■ TASK DESCRIPTION:
Extend the text on the HIV case management study, picking up after its last sentence.

■ TEXT FOR ANALYSIS:
HIV Case Management Associated With Fewer Unmet Needs, Increased Medication Adherence Among Patients, Study Says
HIV-positive individuals who have a case manager have fewer unmet needs and utilize HIV medications more often than other people with the disease, according to a study in today's issue of the Annals of Internal Medicine. In 1996 and 1997, Dr. Mitchell Katz, director of the San Francisco Department of Public Health, and colleagues with the HIV Cost and Services Utilization Study interviewed twice 2,437 HIV-positive individuals at 52 urban and rural sites -- once to assess their needs at baseline and six months later to determine whether those needs were being met. The researchers assessed the following needs at the time of the baseline interview:
- Need for income assistance -- defined as being unemployed and receiving no public assistance aside from general welfare;
- Need for health insurance -- defined as having no insurance;
- Need for housing -- defined as having "unstable" housing such as living in a shelter, hotel, residential care facility, nursing home, hospital or with a relative or friend;
- Need for home health care -- self-reported need for paid or volunteer home medical care;
- Need for emotional counseling -- self-reported need for counseling in the six months prior to the baseline interview.

Page segmentation data:
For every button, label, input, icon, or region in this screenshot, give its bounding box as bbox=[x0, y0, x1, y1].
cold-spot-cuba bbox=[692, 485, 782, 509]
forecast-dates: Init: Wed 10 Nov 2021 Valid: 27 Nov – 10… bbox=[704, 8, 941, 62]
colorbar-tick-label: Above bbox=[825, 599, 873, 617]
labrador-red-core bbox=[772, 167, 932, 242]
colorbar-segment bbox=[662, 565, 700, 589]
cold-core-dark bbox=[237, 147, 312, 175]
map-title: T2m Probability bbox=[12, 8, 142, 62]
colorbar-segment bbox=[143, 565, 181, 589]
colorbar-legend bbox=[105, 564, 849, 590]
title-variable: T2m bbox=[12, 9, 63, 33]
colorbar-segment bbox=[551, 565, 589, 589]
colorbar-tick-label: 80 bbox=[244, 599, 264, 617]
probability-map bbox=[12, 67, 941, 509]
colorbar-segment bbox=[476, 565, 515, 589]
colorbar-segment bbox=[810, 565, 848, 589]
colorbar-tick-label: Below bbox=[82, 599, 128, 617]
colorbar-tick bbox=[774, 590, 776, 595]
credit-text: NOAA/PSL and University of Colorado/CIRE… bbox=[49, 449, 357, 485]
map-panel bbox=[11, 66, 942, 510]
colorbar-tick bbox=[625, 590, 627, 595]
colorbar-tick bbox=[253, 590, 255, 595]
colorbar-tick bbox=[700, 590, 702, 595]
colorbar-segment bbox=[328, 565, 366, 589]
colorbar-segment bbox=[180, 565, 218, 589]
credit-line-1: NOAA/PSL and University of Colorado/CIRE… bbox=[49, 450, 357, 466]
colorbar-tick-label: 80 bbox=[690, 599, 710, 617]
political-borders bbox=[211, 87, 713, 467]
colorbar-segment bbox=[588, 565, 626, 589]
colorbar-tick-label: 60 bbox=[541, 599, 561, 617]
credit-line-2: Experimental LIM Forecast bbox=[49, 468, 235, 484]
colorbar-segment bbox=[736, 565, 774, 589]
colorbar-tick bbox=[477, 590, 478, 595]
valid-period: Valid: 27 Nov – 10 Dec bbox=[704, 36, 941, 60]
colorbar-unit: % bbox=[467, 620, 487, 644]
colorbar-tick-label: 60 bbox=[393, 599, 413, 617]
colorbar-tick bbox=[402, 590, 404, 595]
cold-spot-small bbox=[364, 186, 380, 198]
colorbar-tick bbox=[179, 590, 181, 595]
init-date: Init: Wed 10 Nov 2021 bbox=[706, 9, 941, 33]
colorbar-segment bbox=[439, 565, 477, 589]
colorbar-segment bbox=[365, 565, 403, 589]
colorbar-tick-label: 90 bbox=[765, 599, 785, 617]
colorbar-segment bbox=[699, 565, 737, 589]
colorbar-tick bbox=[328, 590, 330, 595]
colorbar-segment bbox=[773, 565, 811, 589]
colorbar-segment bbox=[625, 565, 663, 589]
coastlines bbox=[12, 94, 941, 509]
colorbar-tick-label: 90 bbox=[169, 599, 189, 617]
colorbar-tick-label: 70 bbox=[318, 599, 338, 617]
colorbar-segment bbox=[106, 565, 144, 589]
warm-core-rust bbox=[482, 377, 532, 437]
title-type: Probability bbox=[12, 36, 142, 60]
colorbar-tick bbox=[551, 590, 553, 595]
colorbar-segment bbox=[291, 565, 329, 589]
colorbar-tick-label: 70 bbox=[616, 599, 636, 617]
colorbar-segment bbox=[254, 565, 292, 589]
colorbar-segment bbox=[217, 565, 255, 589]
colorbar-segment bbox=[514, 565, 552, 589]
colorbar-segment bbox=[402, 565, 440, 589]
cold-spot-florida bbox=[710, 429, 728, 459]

■ RESULT OF THE EXERCISE:
Outcomes
At baseline, 56.5% of participants had a case manager. Seventy-one percent of women and 69% of minorities had someone assisting in the coordination of their needs, compared to 52.2% of men and 43.7% of whites. Six months after baseline, those with case managers met their needs for income assistance (OR 0.57), health insurance (OR 0.54), home health care (OR 0.29) and emotional counseling (OR 0.62) at a higher rate than those without case managers. The assistance of a case manager was not significantly associated with the utilization of medical services such as ambulatory visits, emergency room visits and hospitalization, but was associated with increased use of
two-drug (OR 1.58) and three-drug (OR 1.34) antiretroviral therapy and the use of either a protease inhibitor or a
non-nucleoside reverse transcriptase inhibitor (OR 1.29). In the primary analysis, data was unclear whether participants were more likely to be on medication because they saw a case manager or if being on medication led them to use a case manager. The researchers completed a second analysis using a sample limited to those who were not receiving medication at baseline and found that sustained case management was significantly associated with use of AIDS medications (OR 1.99 for two-drug therapy, OR 2.32 for three-drug therapy and OR 1.68 for protease inhibitor/NNRTI). This finding may be "surprising" because case managers cannot prescribe medication. However, they can help clients "overcome fears" about treatment, assist them with adherence to treatment regimens and attendance to medical visits and advocate treatment with the client's physician, the authors note. "Because an increasing proportion of HIV-infected persons are living in poverty, needing both supportive services and medical treatment, case managers may be particularly useful allies to clinicians and their patients," the authors conclude, noting that additional studies are needed to ascertain the "most beneficial models of case management and to calculate the cost-effectiveness of this intervention" (Katz et al., Annals of Internal Medicine, 10/16).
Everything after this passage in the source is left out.